=== Entries shown ===
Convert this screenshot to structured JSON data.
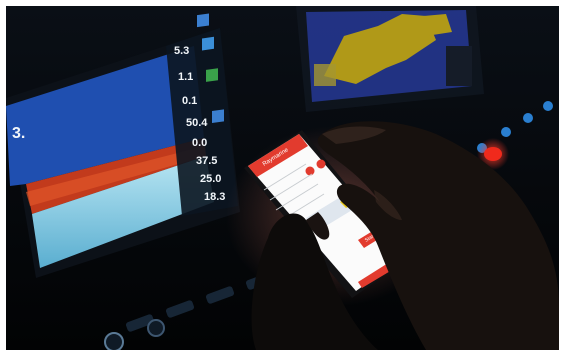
{
  "sonar_screen": {
    "readouts": [
      "5.3",
      "1.1",
      "0.1",
      "50.4",
      "0.0",
      "37.5",
      "25.0",
      "18.3"
    ],
    "depth_label": "3.",
    "colors": {
      "water": "#1f4fb0",
      "seabed": "#c23a1c",
      "bottom": "#8fd3e8"
    }
  },
  "chart_plotter": {
    "colors": {
      "land": "#e8c81a",
      "sea": "#2a3fa8"
    }
  },
  "phone": {
    "app_color": "#e23b2e",
    "header_title": "Raymarine",
    "action_label": "Start"
  },
  "console": {
    "button_icons": [
      "circle-button-icon",
      "circle-button-icon",
      "circle-button-icon",
      "red-power-button-icon"
    ]
  }
}
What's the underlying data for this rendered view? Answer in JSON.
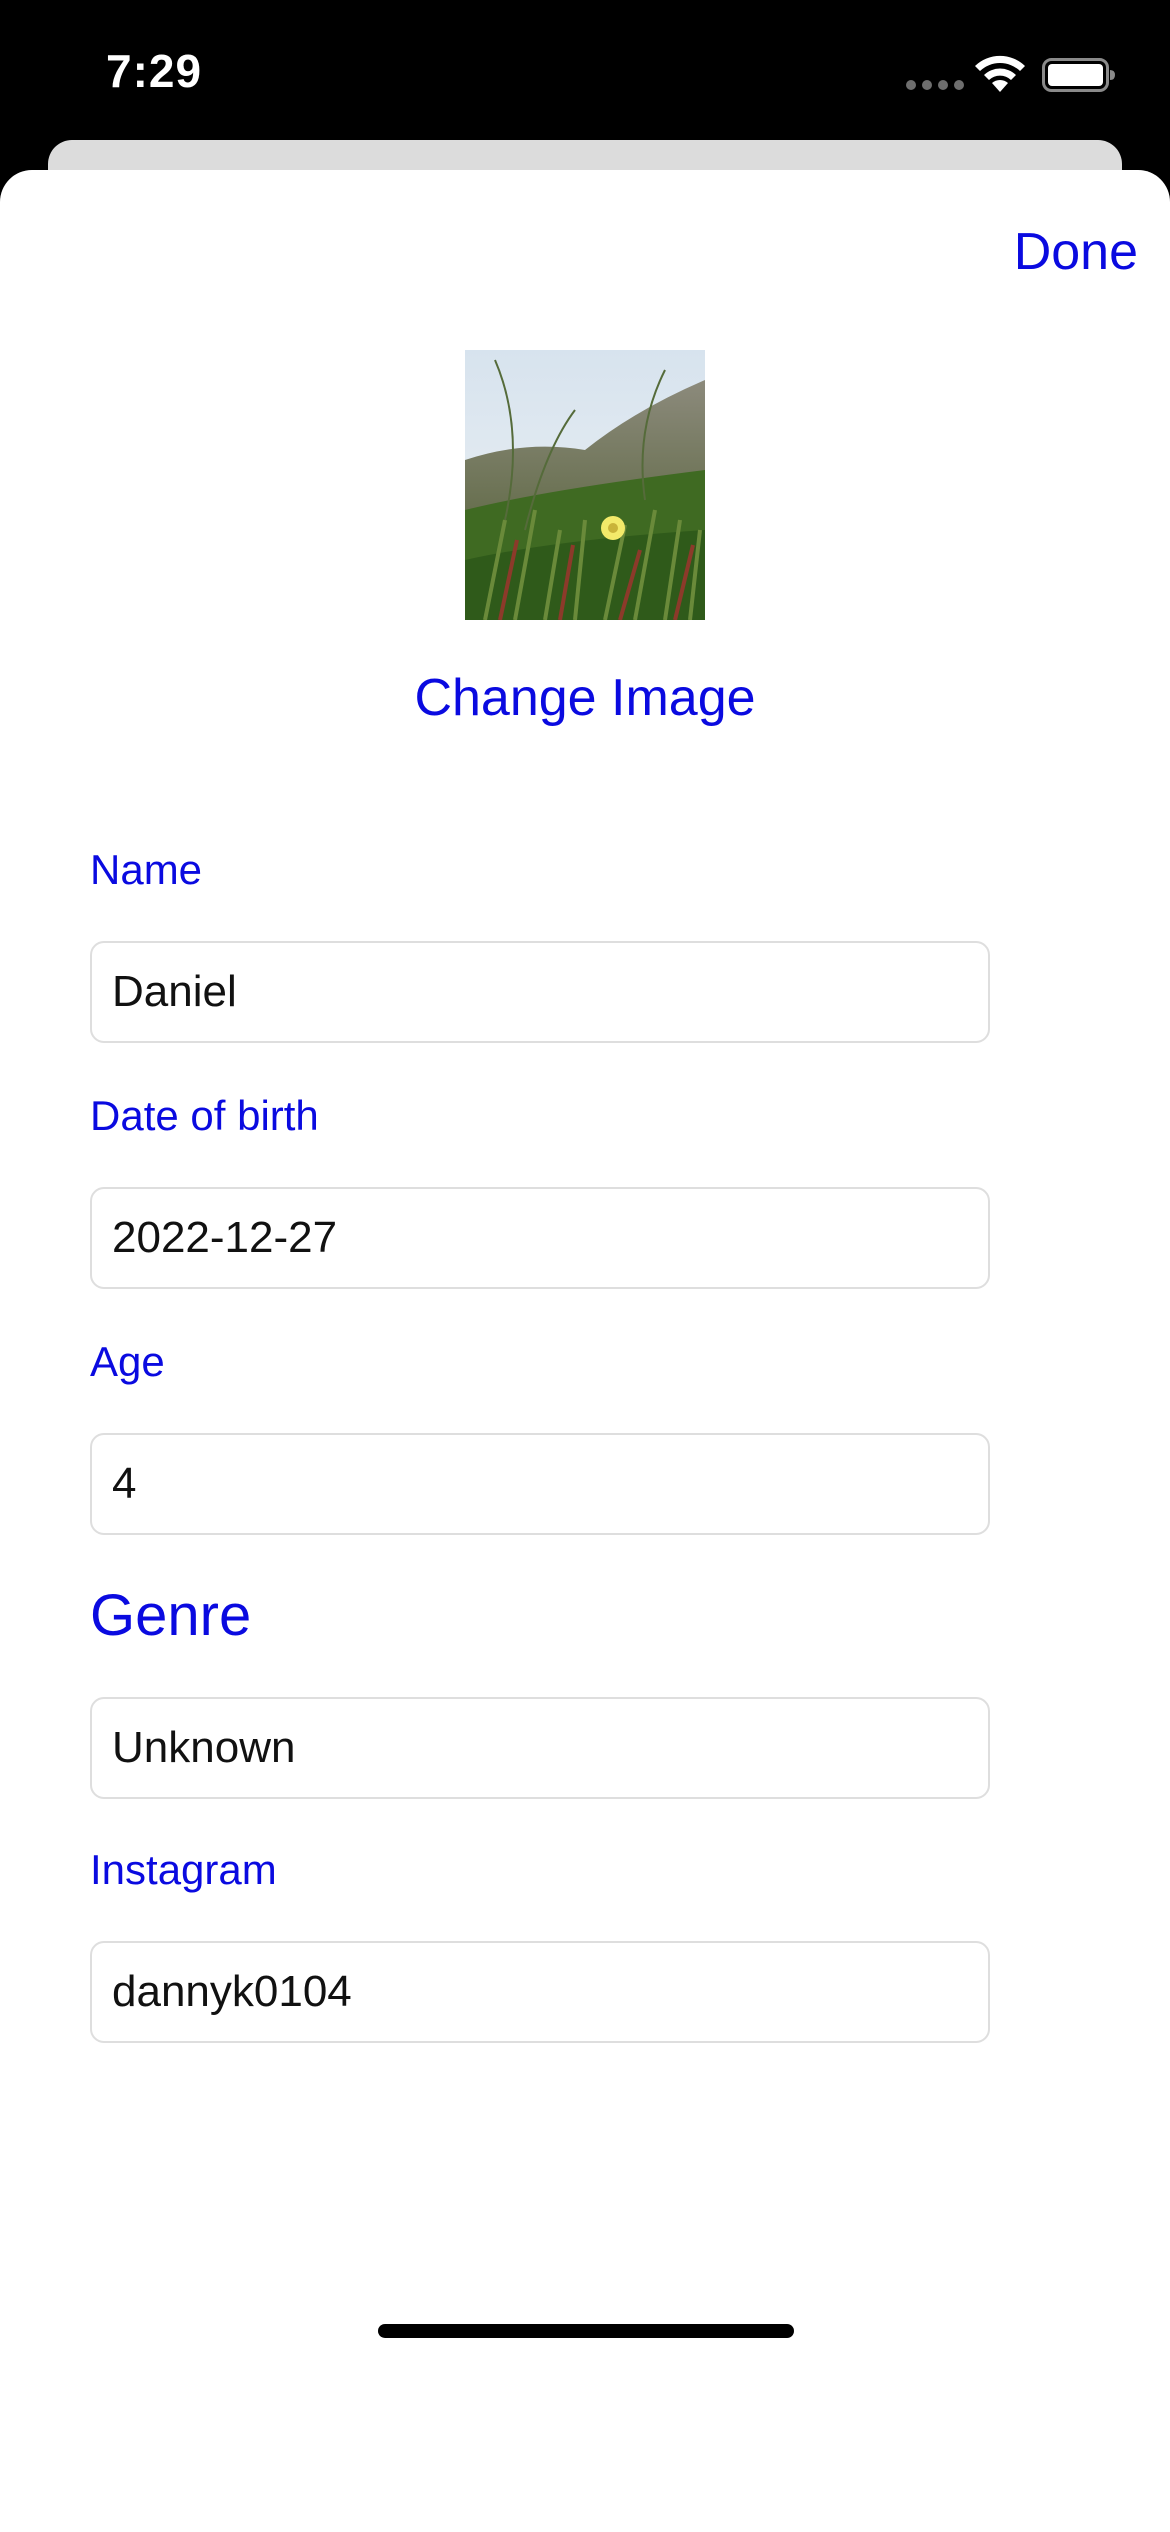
{
  "status_bar": {
    "time": "7:29"
  },
  "header": {
    "done_label": "Done"
  },
  "profile": {
    "photo_description": "flower-photo",
    "change_image_label": "Change Image"
  },
  "form": {
    "name": {
      "label": "Name",
      "value": "Daniel"
    },
    "date_of_birth": {
      "label": "Date of birth",
      "value": "2022-12-27"
    },
    "age": {
      "label": "Age",
      "value": "4"
    },
    "genre": {
      "label": "Genre",
      "value": "Unknown"
    },
    "instagram": {
      "label": "Instagram",
      "value": "dannyk0104"
    }
  },
  "colors": {
    "accent": "#0a0ae0",
    "field_border": "#dedede",
    "background": "#ffffff"
  }
}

=== Task requirements ===
Each line above is to be copied verbatim. Drop any image from the copy.

=== Solution for this task ===
Convert this screenshot to structured JSON data.
{
  "sonar_screen": {
    "readouts": [
      "5.3",
      "1.1",
      "0.1",
      "50.4",
      "0.0",
      "37.5",
      "25.0",
      "18.3"
    ],
    "depth_label": "3.",
    "colors": {
      "water": "#1f4fb0",
      "seabed": "#c23a1c",
      "bottom": "#8fd3e8"
    }
  },
  "chart_plotter": {
    "colors": {
      "land": "#e8c81a",
      "sea": "#2a3fa8"
    }
  },
  "phone": {
    "app_color": "#e23b2e",
    "header_title": "Raymarine",
    "action_label": "Start"
  },
  "console": {
    "button_icons": [
      "circle-button-icon",
      "circle-button-icon",
      "circle-button-icon",
      "red-power-button-icon"
    ]
  }
}
What's the underlying data for this rendered view? Answer in JSON.
{
  "status_bar": {
    "time": "7:29"
  },
  "header": {
    "done_label": "Done"
  },
  "profile": {
    "photo_description": "flower-photo",
    "change_image_label": "Change Image"
  },
  "form": {
    "name": {
      "label": "Name",
      "value": "Daniel"
    },
    "date_of_birth": {
      "label": "Date of birth",
      "value": "2022-12-27"
    },
    "age": {
      "label": "Age",
      "value": "4"
    },
    "genre": {
      "label": "Genre",
      "value": "Unknown"
    },
    "instagram": {
      "label": "Instagram",
      "value": "dannyk0104"
    }
  },
  "colors": {
    "accent": "#0a0ae0",
    "field_border": "#dedede",
    "background": "#ffffff"
  }
}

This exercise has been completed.